[Start DATA FOR THE TASK]
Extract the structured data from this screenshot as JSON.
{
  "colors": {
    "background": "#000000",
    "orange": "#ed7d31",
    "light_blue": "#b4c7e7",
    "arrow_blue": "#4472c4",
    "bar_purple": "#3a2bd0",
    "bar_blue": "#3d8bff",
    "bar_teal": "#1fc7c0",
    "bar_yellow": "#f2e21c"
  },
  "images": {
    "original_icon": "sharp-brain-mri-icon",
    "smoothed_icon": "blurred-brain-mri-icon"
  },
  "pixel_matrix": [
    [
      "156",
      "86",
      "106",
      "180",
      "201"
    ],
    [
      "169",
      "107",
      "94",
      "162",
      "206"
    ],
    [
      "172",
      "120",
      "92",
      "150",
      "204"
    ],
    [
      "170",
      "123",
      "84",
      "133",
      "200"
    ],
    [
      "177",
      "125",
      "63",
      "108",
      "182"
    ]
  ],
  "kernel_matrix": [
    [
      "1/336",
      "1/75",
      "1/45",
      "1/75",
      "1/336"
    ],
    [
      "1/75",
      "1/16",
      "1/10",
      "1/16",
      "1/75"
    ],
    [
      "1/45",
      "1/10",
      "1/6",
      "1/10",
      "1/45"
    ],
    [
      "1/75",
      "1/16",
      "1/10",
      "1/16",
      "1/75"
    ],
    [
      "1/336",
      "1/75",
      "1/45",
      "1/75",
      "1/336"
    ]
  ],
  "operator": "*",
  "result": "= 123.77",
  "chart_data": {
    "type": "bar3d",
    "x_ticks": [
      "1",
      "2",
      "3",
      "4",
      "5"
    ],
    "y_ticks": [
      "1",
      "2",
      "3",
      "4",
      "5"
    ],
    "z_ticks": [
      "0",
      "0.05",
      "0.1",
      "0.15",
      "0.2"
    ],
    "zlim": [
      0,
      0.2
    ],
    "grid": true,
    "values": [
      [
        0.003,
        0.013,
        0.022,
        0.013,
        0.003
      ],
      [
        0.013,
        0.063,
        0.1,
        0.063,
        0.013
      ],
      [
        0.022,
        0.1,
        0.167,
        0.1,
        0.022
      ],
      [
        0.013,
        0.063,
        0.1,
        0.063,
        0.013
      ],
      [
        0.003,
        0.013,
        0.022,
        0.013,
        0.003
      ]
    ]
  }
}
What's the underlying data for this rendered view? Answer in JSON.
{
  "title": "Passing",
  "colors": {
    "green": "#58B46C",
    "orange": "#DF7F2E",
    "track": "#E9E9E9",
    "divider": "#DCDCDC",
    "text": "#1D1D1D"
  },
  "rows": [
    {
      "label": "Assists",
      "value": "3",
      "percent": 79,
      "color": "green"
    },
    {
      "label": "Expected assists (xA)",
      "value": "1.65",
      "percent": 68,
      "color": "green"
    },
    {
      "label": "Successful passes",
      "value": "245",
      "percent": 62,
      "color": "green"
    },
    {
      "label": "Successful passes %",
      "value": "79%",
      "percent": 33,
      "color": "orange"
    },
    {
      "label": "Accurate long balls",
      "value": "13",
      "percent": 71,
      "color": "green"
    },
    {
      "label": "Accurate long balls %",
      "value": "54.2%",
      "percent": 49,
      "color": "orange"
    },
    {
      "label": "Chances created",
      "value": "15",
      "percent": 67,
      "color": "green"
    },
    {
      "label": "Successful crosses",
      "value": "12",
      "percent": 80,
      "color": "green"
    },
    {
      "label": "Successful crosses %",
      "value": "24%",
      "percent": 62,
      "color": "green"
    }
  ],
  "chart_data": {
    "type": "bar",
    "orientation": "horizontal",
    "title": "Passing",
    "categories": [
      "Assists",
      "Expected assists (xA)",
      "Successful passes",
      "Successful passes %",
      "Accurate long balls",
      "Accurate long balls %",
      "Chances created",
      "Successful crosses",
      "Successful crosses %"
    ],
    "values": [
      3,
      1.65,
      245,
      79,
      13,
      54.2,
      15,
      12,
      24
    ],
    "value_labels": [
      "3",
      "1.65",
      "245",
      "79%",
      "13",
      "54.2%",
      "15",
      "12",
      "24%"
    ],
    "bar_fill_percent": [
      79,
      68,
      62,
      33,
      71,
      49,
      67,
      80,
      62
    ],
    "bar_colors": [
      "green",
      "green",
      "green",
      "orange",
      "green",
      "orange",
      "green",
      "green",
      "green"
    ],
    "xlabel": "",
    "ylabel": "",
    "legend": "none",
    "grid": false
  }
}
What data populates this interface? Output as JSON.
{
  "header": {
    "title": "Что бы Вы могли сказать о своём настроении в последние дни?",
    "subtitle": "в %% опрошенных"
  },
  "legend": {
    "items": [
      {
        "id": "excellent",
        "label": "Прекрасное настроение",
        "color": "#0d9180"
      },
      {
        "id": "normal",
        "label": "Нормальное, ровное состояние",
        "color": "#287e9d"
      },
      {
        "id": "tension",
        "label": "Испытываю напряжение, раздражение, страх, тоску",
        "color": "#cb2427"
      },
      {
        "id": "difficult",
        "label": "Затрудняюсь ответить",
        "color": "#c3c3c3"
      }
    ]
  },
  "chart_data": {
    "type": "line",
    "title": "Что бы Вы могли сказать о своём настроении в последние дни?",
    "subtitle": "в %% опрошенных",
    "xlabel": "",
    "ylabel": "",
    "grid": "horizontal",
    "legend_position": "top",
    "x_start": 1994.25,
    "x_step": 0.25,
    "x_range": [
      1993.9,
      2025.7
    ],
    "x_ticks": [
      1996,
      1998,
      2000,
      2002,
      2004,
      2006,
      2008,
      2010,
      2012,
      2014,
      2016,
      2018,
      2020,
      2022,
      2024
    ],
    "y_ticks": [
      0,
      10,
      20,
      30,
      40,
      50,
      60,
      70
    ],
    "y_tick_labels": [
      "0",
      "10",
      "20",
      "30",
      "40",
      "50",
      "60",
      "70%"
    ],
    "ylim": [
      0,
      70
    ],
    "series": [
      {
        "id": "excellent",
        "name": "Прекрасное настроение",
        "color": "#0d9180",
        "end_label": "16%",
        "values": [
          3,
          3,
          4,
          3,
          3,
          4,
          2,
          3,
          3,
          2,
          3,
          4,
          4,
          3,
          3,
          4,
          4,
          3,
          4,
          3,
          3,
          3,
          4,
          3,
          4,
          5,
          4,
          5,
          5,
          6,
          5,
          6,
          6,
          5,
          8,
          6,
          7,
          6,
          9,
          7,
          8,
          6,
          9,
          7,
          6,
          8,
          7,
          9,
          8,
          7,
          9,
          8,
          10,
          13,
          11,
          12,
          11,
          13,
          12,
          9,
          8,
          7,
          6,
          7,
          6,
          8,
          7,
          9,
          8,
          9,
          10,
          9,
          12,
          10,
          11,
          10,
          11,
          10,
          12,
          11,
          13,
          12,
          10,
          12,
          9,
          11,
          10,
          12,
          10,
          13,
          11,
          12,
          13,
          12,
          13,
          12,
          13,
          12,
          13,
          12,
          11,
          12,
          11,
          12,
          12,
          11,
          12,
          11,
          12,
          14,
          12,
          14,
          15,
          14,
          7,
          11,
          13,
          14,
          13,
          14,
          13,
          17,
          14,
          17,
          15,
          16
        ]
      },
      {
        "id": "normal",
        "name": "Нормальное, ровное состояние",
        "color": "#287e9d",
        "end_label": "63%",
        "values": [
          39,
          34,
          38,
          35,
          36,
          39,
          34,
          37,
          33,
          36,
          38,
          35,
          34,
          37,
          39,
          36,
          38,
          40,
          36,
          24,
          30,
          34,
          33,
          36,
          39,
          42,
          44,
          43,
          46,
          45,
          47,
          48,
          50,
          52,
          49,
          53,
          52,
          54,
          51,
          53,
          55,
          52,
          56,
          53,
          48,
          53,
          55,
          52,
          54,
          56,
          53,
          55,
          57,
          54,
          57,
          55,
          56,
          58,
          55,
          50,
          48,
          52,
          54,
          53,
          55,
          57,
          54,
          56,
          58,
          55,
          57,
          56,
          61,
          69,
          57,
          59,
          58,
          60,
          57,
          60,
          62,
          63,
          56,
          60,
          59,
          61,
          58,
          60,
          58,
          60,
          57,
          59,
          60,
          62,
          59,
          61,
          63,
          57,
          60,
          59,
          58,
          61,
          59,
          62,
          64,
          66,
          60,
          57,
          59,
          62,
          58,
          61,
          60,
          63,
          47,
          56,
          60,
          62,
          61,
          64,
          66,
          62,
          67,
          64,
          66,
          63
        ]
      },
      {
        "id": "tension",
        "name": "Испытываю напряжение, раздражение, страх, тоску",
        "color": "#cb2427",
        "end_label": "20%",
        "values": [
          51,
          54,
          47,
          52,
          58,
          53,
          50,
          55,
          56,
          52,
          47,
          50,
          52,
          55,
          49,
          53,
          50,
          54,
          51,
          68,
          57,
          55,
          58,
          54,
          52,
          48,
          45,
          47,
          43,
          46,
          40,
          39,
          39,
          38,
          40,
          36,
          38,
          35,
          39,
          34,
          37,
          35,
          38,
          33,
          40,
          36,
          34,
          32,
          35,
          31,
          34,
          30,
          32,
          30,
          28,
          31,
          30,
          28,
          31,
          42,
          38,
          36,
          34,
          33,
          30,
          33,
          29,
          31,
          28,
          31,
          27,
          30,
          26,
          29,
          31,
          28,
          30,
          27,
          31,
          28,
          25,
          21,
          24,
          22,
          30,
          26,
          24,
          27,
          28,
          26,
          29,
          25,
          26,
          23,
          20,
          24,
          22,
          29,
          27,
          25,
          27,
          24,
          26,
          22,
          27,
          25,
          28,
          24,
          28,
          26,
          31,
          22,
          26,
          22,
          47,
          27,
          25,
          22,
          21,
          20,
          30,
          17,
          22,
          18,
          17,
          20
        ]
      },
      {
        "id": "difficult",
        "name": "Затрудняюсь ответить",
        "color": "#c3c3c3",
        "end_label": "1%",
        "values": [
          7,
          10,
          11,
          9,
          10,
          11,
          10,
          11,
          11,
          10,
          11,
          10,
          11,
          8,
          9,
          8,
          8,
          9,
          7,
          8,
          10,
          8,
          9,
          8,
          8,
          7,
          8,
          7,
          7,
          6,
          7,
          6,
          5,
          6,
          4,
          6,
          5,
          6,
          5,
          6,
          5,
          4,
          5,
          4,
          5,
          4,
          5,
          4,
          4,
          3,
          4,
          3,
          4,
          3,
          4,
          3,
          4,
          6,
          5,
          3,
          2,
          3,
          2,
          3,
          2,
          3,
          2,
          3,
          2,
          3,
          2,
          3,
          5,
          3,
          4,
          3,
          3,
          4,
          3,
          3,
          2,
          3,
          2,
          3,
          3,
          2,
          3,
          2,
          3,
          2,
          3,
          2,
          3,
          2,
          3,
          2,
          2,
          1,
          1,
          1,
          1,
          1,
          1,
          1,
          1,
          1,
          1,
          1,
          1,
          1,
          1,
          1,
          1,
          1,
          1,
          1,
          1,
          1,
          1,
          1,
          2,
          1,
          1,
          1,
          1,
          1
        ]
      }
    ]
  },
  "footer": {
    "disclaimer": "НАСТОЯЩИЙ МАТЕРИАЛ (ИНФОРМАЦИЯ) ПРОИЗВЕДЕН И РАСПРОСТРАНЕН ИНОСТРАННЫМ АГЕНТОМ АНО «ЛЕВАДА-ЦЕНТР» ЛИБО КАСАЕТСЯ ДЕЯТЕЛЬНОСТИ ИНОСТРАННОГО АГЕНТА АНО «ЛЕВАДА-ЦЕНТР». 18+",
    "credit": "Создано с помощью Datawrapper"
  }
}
[End DATA FOR THE TASK]
### TASK DETAILS
Go through the listing above and pull out each line containing the word "balls".

### TASK OUTPUT
      "label": "Accurate long balls",
      "label": "Accurate long balls %",
      "Accurate long balls",
      "Accurate long balls %",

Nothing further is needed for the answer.